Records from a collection
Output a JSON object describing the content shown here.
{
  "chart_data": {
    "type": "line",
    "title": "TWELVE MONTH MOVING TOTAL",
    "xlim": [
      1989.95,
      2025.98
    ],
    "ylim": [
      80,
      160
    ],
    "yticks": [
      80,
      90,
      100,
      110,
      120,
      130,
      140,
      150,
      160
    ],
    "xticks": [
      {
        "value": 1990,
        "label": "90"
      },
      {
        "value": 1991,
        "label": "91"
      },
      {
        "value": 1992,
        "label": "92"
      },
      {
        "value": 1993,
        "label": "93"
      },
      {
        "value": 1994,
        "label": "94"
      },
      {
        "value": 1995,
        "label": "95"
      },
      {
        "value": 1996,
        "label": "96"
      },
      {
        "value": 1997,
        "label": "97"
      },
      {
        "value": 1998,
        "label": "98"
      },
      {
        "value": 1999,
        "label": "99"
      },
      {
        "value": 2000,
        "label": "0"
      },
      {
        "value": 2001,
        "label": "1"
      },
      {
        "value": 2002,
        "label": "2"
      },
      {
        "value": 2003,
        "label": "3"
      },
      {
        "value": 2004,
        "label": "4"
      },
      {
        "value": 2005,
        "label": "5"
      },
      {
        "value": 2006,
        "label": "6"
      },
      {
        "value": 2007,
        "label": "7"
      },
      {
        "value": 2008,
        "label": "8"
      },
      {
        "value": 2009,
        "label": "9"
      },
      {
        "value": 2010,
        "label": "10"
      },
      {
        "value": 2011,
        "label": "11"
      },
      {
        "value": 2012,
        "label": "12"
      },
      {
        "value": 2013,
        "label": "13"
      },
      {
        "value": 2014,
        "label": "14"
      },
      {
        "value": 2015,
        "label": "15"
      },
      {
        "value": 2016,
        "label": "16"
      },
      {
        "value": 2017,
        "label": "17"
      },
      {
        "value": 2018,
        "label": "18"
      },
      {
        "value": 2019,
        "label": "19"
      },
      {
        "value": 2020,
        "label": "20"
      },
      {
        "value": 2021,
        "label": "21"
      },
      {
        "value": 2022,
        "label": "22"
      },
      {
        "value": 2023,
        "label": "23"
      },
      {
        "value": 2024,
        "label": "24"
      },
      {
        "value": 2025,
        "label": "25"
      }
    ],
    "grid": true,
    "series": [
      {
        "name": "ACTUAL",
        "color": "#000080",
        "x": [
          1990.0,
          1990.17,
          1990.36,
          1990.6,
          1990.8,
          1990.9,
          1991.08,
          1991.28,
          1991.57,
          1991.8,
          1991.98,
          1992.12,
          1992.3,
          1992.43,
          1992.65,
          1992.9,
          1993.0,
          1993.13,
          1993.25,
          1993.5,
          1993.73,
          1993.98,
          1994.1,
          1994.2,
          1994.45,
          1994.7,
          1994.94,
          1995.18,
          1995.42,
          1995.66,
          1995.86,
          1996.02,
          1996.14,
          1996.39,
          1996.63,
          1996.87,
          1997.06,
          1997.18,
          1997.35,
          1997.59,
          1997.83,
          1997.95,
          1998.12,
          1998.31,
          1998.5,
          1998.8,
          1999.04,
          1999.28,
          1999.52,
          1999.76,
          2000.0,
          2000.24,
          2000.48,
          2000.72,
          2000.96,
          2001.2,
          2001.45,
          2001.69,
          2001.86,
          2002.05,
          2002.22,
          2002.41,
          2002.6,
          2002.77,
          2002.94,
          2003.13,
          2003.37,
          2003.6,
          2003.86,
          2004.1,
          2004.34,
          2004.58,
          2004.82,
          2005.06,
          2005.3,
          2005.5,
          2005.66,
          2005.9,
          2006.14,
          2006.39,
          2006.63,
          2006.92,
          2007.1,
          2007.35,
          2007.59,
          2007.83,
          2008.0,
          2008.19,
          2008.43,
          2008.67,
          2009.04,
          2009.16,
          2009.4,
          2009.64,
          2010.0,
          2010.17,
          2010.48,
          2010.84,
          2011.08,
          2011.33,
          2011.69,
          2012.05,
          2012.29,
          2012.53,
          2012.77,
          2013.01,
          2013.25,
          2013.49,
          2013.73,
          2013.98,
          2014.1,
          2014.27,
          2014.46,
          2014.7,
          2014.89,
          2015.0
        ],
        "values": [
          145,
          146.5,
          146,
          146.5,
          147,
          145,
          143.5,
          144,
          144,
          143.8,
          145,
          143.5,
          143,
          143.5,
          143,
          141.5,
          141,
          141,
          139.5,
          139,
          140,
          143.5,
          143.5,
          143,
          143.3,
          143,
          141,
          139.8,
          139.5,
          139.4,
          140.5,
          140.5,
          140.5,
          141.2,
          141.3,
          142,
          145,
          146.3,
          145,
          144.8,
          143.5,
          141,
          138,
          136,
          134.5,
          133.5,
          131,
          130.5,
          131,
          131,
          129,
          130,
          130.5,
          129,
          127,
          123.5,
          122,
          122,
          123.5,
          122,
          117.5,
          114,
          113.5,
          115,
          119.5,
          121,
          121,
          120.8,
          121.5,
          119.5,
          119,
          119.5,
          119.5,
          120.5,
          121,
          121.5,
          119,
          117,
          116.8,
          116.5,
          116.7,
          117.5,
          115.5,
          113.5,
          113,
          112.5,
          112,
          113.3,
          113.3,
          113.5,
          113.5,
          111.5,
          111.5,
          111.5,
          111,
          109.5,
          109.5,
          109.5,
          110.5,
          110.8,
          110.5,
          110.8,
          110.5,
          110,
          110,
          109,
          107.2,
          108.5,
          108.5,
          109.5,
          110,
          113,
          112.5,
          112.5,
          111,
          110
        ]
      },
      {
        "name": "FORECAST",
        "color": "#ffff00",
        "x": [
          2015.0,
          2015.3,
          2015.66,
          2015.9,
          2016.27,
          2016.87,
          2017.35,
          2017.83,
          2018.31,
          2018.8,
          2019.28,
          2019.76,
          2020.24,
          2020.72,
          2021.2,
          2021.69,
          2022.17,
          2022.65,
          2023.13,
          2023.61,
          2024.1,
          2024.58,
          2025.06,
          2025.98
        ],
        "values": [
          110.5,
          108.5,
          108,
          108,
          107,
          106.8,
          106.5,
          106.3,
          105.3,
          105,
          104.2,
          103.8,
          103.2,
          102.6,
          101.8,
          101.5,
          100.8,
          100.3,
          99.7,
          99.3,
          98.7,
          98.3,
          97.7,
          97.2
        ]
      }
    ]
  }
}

#### WRITTEN PROBLEM:
Copy the records above exactly.

#### REPLY TO THE TASK:
Output a JSON object describing the content shown here.
{
  "chart_data": {
    "type": "line",
    "title": "TWELVE MONTH MOVING TOTAL",
    "xlim": [
      1989.95,
      2025.98
    ],
    "ylim": [
      80,
      160
    ],
    "yticks": [
      80,
      90,
      100,
      110,
      120,
      130,
      140,
      150,
      160
    ],
    "xticks": [
      {
        "value": 1990,
        "label": "90"
      },
      {
        "value": 1991,
        "label": "91"
      },
      {
        "value": 1992,
        "label": "92"
      },
      {
        "value": 1993,
        "label": "93"
      },
      {
        "value": 1994,
        "label": "94"
      },
      {
        "value": 1995,
        "label": "95"
      },
      {
        "value": 1996,
        "label": "96"
      },
      {
        "value": 1997,
        "label": "97"
      },
      {
        "value": 1998,
        "label": "98"
      },
      {
        "value": 1999,
        "label": "99"
      },
      {
        "value": 2000,
        "label": "0"
      },
      {
        "value": 2001,
        "label": "1"
      },
      {
        "value": 2002,
        "label": "2"
      },
      {
        "value": 2003,
        "label": "3"
      },
      {
        "value": 2004,
        "label": "4"
      },
      {
        "value": 2005,
        "label": "5"
      },
      {
        "value": 2006,
        "label": "6"
      },
      {
        "value": 2007,
        "label": "7"
      },
      {
        "value": 2008,
        "label": "8"
      },
      {
        "value": 2009,
        "label": "9"
      },
      {
        "value": 2010,
        "label": "10"
      },
      {
        "value": 2011,
        "label": "11"
      },
      {
        "value": 2012,
        "label": "12"
      },
      {
        "value": 2013,
        "label": "13"
      },
      {
        "value": 2014,
        "label": "14"
      },
      {
        "value": 2015,
        "label": "15"
      },
      {
        "value": 2016,
        "label": "16"
      },
      {
        "value": 2017,
        "label": "17"
      },
      {
        "value": 2018,
        "label": "18"
      },
      {
        "value": 2019,
        "label": "19"
      },
      {
        "value": 2020,
        "label": "20"
      },
      {
        "value": 2021,
        "label": "21"
      },
      {
        "value": 2022,
        "label": "22"
      },
      {
        "value": 2023,
        "label": "23"
      },
      {
        "value": 2024,
        "label": "24"
      },
      {
        "value": 2025,
        "label": "25"
      }
    ],
    "grid": true,
    "series": [
      {
        "name": "ACTUAL",
        "color": "#000080",
        "x": [
          1990.0,
          1990.17,
          1990.36,
          1990.6,
          1990.8,
          1990.9,
          1991.08,
          1991.28,
          1991.57,
          1991.8,
          1991.98,
          1992.12,
          1992.3,
          1992.43,
          1992.65,
          1992.9,
          1993.0,
          1993.13,
          1993.25,
          1993.5,
          1993.73,
          1993.98,
          1994.1,
          1994.2,
          1994.45,
          1994.7,
          1994.94,
          1995.18,
          1995.42,
          1995.66,
          1995.86,
          1996.02,
          1996.14,
          1996.39,
          1996.63,
          1996.87,
          1997.06,
          1997.18,
          1997.35,
          1997.59,
          1997.83,
          1997.95,
          1998.12,
          1998.31,
          1998.5,
          1998.8,
          1999.04,
          1999.28,
          1999.52,
          1999.76,
          2000.0,
          2000.24,
          2000.48,
          2000.72,
          2000.96,
          2001.2,
          2001.45,
          2001.69,
          2001.86,
          2002.05,
          2002.22,
          2002.41,
          2002.6,
          2002.77,
          2002.94,
          2003.13,
          2003.37,
          2003.6,
          2003.86,
          2004.1,
          2004.34,
          2004.58,
          2004.82,
          2005.06,
          2005.3,
          2005.5,
          2005.66,
          2005.9,
          2006.14,
          2006.39,
          2006.63,
          2006.92,
          2007.1,
          2007.35,
          2007.59,
          2007.83,
          2008.0,
          2008.19,
          2008.43,
          2008.67,
          2009.04,
          2009.16,
          2009.4,
          2009.64,
          2010.0,
          2010.17,
          2010.48,
          2010.84,
          2011.08,
          2011.33,
          2011.69,
          2012.05,
          2012.29,
          2012.53,
          2012.77,
          2013.01,
          2013.25,
          2013.49,
          2013.73,
          2013.98,
          2014.1,
          2014.27,
          2014.46,
          2014.7,
          2014.89,
          2015.0
        ],
        "values": [
          145,
          146.5,
          146,
          146.5,
          147,
          145,
          143.5,
          144,
          144,
          143.8,
          145,
          143.5,
          143,
          143.5,
          143,
          141.5,
          141,
          141,
          139.5,
          139,
          140,
          143.5,
          143.5,
          143,
          143.3,
          143,
          141,
          139.8,
          139.5,
          139.4,
          140.5,
          140.5,
          140.5,
          141.2,
          141.3,
          142,
          145,
          146.3,
          145,
          144.8,
          143.5,
          141,
          138,
          136,
          134.5,
          133.5,
          131,
          130.5,
          131,
          131,
          129,
          130,
          130.5,
          129,
          127,
          123.5,
          122,
          122,
          123.5,
          122,
          117.5,
          114,
          113.5,
          115,
          119.5,
          121,
          121,
          120.8,
          121.5,
          119.5,
          119,
          119.5,
          119.5,
          120.5,
          121,
          121.5,
          119,
          117,
          116.8,
          116.5,
          116.7,
          117.5,
          115.5,
          113.5,
          113,
          112.5,
          112,
          113.3,
          113.3,
          113.5,
          113.5,
          111.5,
          111.5,
          111.5,
          111,
          109.5,
          109.5,
          109.5,
          110.5,
          110.8,
          110.5,
          110.8,
          110.5,
          110,
          110,
          109,
          107.2,
          108.5,
          108.5,
          109.5,
          110,
          113,
          112.5,
          112.5,
          111,
          110
        ]
      },
      {
        "name": "FORECAST",
        "color": "#ffff00",
        "x": [
          2015.0,
          2015.3,
          2015.66,
          2015.9,
          2016.27,
          2016.87,
          2017.35,
          2017.83,
          2018.31,
          2018.8,
          2019.28,
          2019.76,
          2020.24,
          2020.72,
          2021.2,
          2021.69,
          2022.17,
          2022.65,
          2023.13,
          2023.61,
          2024.1,
          2024.58,
          2025.06,
          2025.98
        ],
        "values": [
          110.5,
          108.5,
          108,
          108,
          107,
          106.8,
          106.5,
          106.3,
          105.3,
          105,
          104.2,
          103.8,
          103.2,
          102.6,
          101.8,
          101.5,
          100.8,
          100.3,
          99.7,
          99.3,
          98.7,
          98.3,
          97.7,
          97.2
        ]
      }
    ]
  }
}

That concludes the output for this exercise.